TASK: Using the data below, repeat all of it precisely.
[start of RECORDS FOR THE EXERCISE]
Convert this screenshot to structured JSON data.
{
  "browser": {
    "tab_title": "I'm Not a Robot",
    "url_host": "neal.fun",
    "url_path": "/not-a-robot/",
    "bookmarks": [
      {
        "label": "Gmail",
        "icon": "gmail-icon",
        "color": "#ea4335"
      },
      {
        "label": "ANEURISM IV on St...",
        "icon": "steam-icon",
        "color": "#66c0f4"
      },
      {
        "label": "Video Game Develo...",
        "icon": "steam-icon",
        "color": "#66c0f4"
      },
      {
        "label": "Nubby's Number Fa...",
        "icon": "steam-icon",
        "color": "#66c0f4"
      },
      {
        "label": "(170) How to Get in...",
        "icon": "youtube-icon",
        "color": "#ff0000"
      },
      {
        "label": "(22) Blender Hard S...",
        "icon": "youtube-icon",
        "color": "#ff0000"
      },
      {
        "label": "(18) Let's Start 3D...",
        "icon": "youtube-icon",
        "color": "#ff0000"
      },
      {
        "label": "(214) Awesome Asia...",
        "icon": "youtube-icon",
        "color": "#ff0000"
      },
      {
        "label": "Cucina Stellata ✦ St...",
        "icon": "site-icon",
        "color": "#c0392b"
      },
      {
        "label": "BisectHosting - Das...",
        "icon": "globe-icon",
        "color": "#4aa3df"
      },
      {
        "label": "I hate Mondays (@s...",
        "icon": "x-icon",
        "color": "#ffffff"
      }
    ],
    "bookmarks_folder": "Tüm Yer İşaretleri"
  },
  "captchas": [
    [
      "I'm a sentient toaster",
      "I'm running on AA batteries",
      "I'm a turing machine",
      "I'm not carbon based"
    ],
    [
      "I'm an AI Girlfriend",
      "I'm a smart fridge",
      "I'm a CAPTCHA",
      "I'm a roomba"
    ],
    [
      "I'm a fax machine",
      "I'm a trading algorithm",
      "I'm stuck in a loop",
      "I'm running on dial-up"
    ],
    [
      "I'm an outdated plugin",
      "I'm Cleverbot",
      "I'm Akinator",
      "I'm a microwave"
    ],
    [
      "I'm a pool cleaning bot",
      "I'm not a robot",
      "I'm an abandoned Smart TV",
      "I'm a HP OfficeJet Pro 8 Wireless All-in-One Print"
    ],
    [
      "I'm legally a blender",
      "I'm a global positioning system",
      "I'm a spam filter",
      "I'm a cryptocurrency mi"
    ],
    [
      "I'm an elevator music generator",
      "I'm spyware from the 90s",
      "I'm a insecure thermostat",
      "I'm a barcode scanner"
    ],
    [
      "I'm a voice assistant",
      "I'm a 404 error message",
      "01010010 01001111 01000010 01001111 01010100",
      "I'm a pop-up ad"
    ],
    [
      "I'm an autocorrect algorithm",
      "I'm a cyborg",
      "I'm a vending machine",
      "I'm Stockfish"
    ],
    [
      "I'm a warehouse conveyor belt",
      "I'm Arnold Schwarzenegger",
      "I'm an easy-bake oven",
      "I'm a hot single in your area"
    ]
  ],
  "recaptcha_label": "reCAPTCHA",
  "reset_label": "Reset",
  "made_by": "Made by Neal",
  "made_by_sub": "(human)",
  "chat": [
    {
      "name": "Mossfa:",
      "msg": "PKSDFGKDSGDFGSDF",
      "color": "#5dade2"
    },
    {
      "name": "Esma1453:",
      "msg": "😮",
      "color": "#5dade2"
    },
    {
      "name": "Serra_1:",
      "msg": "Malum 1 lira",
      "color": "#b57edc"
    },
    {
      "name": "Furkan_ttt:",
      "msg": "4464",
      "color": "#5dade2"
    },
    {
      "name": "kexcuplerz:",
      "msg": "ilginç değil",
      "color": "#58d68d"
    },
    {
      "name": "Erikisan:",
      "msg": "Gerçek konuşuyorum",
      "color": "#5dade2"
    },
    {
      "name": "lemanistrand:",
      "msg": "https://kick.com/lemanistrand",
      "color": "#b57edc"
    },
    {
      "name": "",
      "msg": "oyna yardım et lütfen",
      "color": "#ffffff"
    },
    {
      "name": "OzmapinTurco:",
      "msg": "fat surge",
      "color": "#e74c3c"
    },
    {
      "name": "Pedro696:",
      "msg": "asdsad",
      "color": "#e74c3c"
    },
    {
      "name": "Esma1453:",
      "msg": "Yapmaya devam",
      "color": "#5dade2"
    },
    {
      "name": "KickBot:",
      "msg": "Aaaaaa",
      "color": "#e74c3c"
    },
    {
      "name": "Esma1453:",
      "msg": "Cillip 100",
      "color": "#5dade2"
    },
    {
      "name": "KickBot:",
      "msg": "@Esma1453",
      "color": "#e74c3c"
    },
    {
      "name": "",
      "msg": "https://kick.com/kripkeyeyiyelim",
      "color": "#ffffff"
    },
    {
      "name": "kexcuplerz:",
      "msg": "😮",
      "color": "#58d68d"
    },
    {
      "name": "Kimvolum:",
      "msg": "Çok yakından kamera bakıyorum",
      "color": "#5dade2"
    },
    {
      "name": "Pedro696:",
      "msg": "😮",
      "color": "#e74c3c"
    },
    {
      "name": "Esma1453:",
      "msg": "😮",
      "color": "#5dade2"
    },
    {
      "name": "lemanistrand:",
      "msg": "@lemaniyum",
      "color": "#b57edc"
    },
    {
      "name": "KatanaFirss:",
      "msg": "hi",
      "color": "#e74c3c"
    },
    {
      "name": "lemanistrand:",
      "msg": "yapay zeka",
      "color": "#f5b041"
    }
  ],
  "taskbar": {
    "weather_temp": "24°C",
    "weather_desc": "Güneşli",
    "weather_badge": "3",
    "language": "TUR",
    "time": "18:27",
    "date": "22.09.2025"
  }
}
[end of RECORDS FOR THE EXERCISE]
RESULT OF THIS TASK:
Convert this screenshot to structured JSON data.
{
  "browser": {
    "tab_title": "I'm Not a Robot",
    "url_host": "neal.fun",
    "url_path": "/not-a-robot/",
    "bookmarks": [
      {
        "label": "Gmail",
        "icon": "gmail-icon",
        "color": "#ea4335"
      },
      {
        "label": "ANEURISM IV on St...",
        "icon": "steam-icon",
        "color": "#66c0f4"
      },
      {
        "label": "Video Game Develo...",
        "icon": "steam-icon",
        "color": "#66c0f4"
      },
      {
        "label": "Nubby's Number Fa...",
        "icon": "steam-icon",
        "color": "#66c0f4"
      },
      {
        "label": "(170) How to Get in...",
        "icon": "youtube-icon",
        "color": "#ff0000"
      },
      {
        "label": "(22) Blender Hard S...",
        "icon": "youtube-icon",
        "color": "#ff0000"
      },
      {
        "label": "(18) Let's Start 3D...",
        "icon": "youtube-icon",
        "color": "#ff0000"
      },
      {
        "label": "(214) Awesome Asia...",
        "icon": "youtube-icon",
        "color": "#ff0000"
      },
      {
        "label": "Cucina Stellata ✦ St...",
        "icon": "site-icon",
        "color": "#c0392b"
      },
      {
        "label": "BisectHosting - Das...",
        "icon": "globe-icon",
        "color": "#4aa3df"
      },
      {
        "label": "I hate Mondays (@s...",
        "icon": "x-icon",
        "color": "#ffffff"
      }
    ],
    "bookmarks_folder": "Tüm Yer İşaretleri"
  },
  "captchas": [
    [
      "I'm a sentient toaster",
      "I'm running on AA batteries",
      "I'm a turing machine",
      "I'm not carbon based"
    ],
    [
      "I'm an AI Girlfriend",
      "I'm a smart fridge",
      "I'm a CAPTCHA",
      "I'm a roomba"
    ],
    [
      "I'm a fax machine",
      "I'm a trading algorithm",
      "I'm stuck in a loop",
      "I'm running on dial-up"
    ],
    [
      "I'm an outdated plugin",
      "I'm Cleverbot",
      "I'm Akinator",
      "I'm a microwave"
    ],
    [
      "I'm a pool cleaning bot",
      "I'm not a robot",
      "I'm an abandoned Smart TV",
      "I'm a HP OfficeJet Pro 8 Wireless All-in-One Print"
    ],
    [
      "I'm legally a blender",
      "I'm a global positioning system",
      "I'm a spam filter",
      "I'm a cryptocurrency mi"
    ],
    [
      "I'm an elevator music generator",
      "I'm spyware from the 90s",
      "I'm a insecure thermostat",
      "I'm a barcode scanner"
    ],
    [
      "I'm a voice assistant",
      "I'm a 404 error message",
      "01010010 01001111 01000010 01001111 01010100",
      "I'm a pop-up ad"
    ],
    [
      "I'm an autocorrect algorithm",
      "I'm a cyborg",
      "I'm a vending machine",
      "I'm Stockfish"
    ],
    [
      "I'm a warehouse conveyor belt",
      "I'm Arnold Schwarzenegger",
      "I'm an easy-bake oven",
      "I'm a hot single in your area"
    ]
  ],
  "recaptcha_label": "reCAPTCHA",
  "reset_label": "Reset",
  "made_by": "Made by Neal",
  "made_by_sub": "(human)",
  "chat": [
    {
      "name": "Mossfa:",
      "msg": "PKSDFGKDSGDFGSDF",
      "color": "#5dade2"
    },
    {
      "name": "Esma1453:",
      "msg": "😮",
      "color": "#5dade2"
    },
    {
      "name": "Serra_1:",
      "msg": "Malum 1 lira",
      "color": "#b57edc"
    },
    {
      "name": "Furkan_ttt:",
      "msg": "4464",
      "color": "#5dade2"
    },
    {
      "name": "kexcuplerz:",
      "msg": "ilginç değil",
      "color": "#58d68d"
    },
    {
      "name": "Erikisan:",
      "msg": "Gerçek konuşuyorum",
      "color": "#5dade2"
    },
    {
      "name": "lemanistrand:",
      "msg": "https://kick.com/lemanistrand",
      "color": "#b57edc"
    },
    {
      "name": "",
      "msg": "oyna yardım et lütfen",
      "color": "#ffffff"
    },
    {
      "name": "OzmapinTurco:",
      "msg": "fat surge",
      "color": "#e74c3c"
    },
    {
      "name": "Pedro696:",
      "msg": "asdsad",
      "color": "#e74c3c"
    },
    {
      "name": "Esma1453:",
      "msg": "Yapmaya devam",
      "color": "#5dade2"
    },
    {
      "name": "KickBot:",
      "msg": "Aaaaaa",
      "color": "#e74c3c"
    },
    {
      "name": "Esma1453:",
      "msg": "Cillip 100",
      "color": "#5dade2"
    },
    {
      "name": "KickBot:",
      "msg": "@Esma1453",
      "color": "#e74c3c"
    },
    {
      "name": "",
      "msg": "https://kick.com/kripkeyeyiyelim",
      "color": "#ffffff"
    },
    {
      "name": "kexcuplerz:",
      "msg": "😮",
      "color": "#58d68d"
    },
    {
      "name": "Kimvolum:",
      "msg": "Çok yakından kamera bakıyorum",
      "color": "#5dade2"
    },
    {
      "name": "Pedro696:",
      "msg": "😮",
      "color": "#e74c3c"
    },
    {
      "name": "Esma1453:",
      "msg": "😮",
      "color": "#5dade2"
    },
    {
      "name": "lemanistrand:",
      "msg": "@lemaniyum",
      "color": "#b57edc"
    },
    {
      "name": "KatanaFirss:",
      "msg": "hi",
      "color": "#e74c3c"
    },
    {
      "name": "lemanistrand:",
      "msg": "yapay zeka",
      "color": "#f5b041"
    }
  ],
  "taskbar": {
    "weather_temp": "24°C",
    "weather_desc": "Güneşli",
    "weather_badge": "3",
    "language": "TUR",
    "time": "18:27",
    "date": "22.09.2025"
  }
}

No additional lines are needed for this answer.